Aim —
Return the records word for word. Any pictures in them are not part of the copy.

Data for processing —
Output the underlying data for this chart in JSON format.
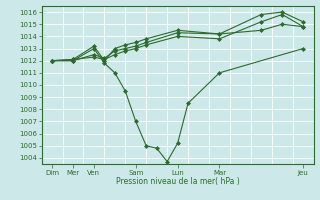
{
  "background_color": "#cce8e8",
  "grid_color": "#ffffff",
  "line_color": "#2d6a2d",
  "marker_color": "#2d6a2d",
  "xlabel": "Pression niveau de la mer( hPa )",
  "ylim": [
    1003.5,
    1016.5
  ],
  "xlim": [
    0,
    13
  ],
  "yticks": [
    1004,
    1005,
    1006,
    1007,
    1008,
    1009,
    1010,
    1011,
    1012,
    1013,
    1014,
    1015,
    1016
  ],
  "xtick_positions": [
    0.5,
    1.5,
    2.5,
    4.5,
    6.5,
    8.5,
    12.5
  ],
  "xtick_labels": [
    "Dim",
    "Mer",
    "Ven",
    "Sam",
    "Lun",
    "Mar",
    "Jeu"
  ],
  "minor_xtick_positions": [
    0,
    1,
    2,
    3,
    4,
    5,
    6,
    7,
    8,
    9,
    10,
    11,
    12,
    13
  ],
  "series": [
    {
      "x": [
        0.5,
        1.5,
        2.5,
        3.0,
        3.5,
        4.0,
        4.5,
        5.0,
        5.5,
        6.0,
        6.5,
        7.0,
        8.5,
        12.5
      ],
      "y": [
        1012.0,
        1012.0,
        1013.0,
        1011.8,
        1011.0,
        1009.5,
        1007.0,
        1005.0,
        1004.8,
        1003.7,
        1005.2,
        1008.5,
        1011.0,
        1013.0
      ]
    },
    {
      "x": [
        0.5,
        1.5,
        2.5,
        3.0,
        3.5,
        4.0,
        4.5,
        5.0,
        6.5,
        8.5,
        10.5,
        11.5,
        12.5
      ],
      "y": [
        1012.0,
        1012.0,
        1012.5,
        1012.2,
        1012.8,
        1013.0,
        1013.2,
        1013.5,
        1014.3,
        1014.2,
        1014.5,
        1015.0,
        1014.8
      ]
    },
    {
      "x": [
        0.5,
        1.5,
        2.5,
        3.0,
        3.5,
        4.0,
        4.5,
        5.0,
        6.5,
        8.5,
        10.5,
        11.5,
        12.5
      ],
      "y": [
        1012.0,
        1012.1,
        1013.2,
        1012.0,
        1013.0,
        1013.3,
        1013.5,
        1013.8,
        1014.5,
        1014.2,
        1015.8,
        1016.0,
        1015.2
      ]
    },
    {
      "x": [
        0.5,
        1.5,
        2.5,
        3.0,
        3.5,
        4.0,
        4.5,
        5.0,
        6.5,
        8.5,
        10.5,
        11.5,
        12.5
      ],
      "y": [
        1012.0,
        1012.1,
        1012.3,
        1012.1,
        1012.5,
        1012.8,
        1013.0,
        1013.3,
        1014.0,
        1013.8,
        1015.2,
        1015.8,
        1014.8
      ]
    }
  ]
}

Reply to the task —
Output the underlying data for this chart in JSON format.
{
  "background_color": "#cce8e8",
  "grid_color": "#ffffff",
  "line_color": "#2d6a2d",
  "marker_color": "#2d6a2d",
  "xlabel": "Pression niveau de la mer( hPa )",
  "ylim": [
    1003.5,
    1016.5
  ],
  "xlim": [
    0,
    13
  ],
  "yticks": [
    1004,
    1005,
    1006,
    1007,
    1008,
    1009,
    1010,
    1011,
    1012,
    1013,
    1014,
    1015,
    1016
  ],
  "xtick_positions": [
    0.5,
    1.5,
    2.5,
    4.5,
    6.5,
    8.5,
    12.5
  ],
  "xtick_labels": [
    "Dim",
    "Mer",
    "Ven",
    "Sam",
    "Lun",
    "Mar",
    "Jeu"
  ],
  "minor_xtick_positions": [
    0,
    1,
    2,
    3,
    4,
    5,
    6,
    7,
    8,
    9,
    10,
    11,
    12,
    13
  ],
  "series": [
    {
      "x": [
        0.5,
        1.5,
        2.5,
        3.0,
        3.5,
        4.0,
        4.5,
        5.0,
        5.5,
        6.0,
        6.5,
        7.0,
        8.5,
        12.5
      ],
      "y": [
        1012.0,
        1012.0,
        1013.0,
        1011.8,
        1011.0,
        1009.5,
        1007.0,
        1005.0,
        1004.8,
        1003.7,
        1005.2,
        1008.5,
        1011.0,
        1013.0
      ]
    },
    {
      "x": [
        0.5,
        1.5,
        2.5,
        3.0,
        3.5,
        4.0,
        4.5,
        5.0,
        6.5,
        8.5,
        10.5,
        11.5,
        12.5
      ],
      "y": [
        1012.0,
        1012.0,
        1012.5,
        1012.2,
        1012.8,
        1013.0,
        1013.2,
        1013.5,
        1014.3,
        1014.2,
        1014.5,
        1015.0,
        1014.8
      ]
    },
    {
      "x": [
        0.5,
        1.5,
        2.5,
        3.0,
        3.5,
        4.0,
        4.5,
        5.0,
        6.5,
        8.5,
        10.5,
        11.5,
        12.5
      ],
      "y": [
        1012.0,
        1012.1,
        1013.2,
        1012.0,
        1013.0,
        1013.3,
        1013.5,
        1013.8,
        1014.5,
        1014.2,
        1015.8,
        1016.0,
        1015.2
      ]
    },
    {
      "x": [
        0.5,
        1.5,
        2.5,
        3.0,
        3.5,
        4.0,
        4.5,
        5.0,
        6.5,
        8.5,
        10.5,
        11.5,
        12.5
      ],
      "y": [
        1012.0,
        1012.1,
        1012.3,
        1012.1,
        1012.5,
        1012.8,
        1013.0,
        1013.3,
        1014.0,
        1013.8,
        1015.2,
        1015.8,
        1014.8
      ]
    }
  ]
}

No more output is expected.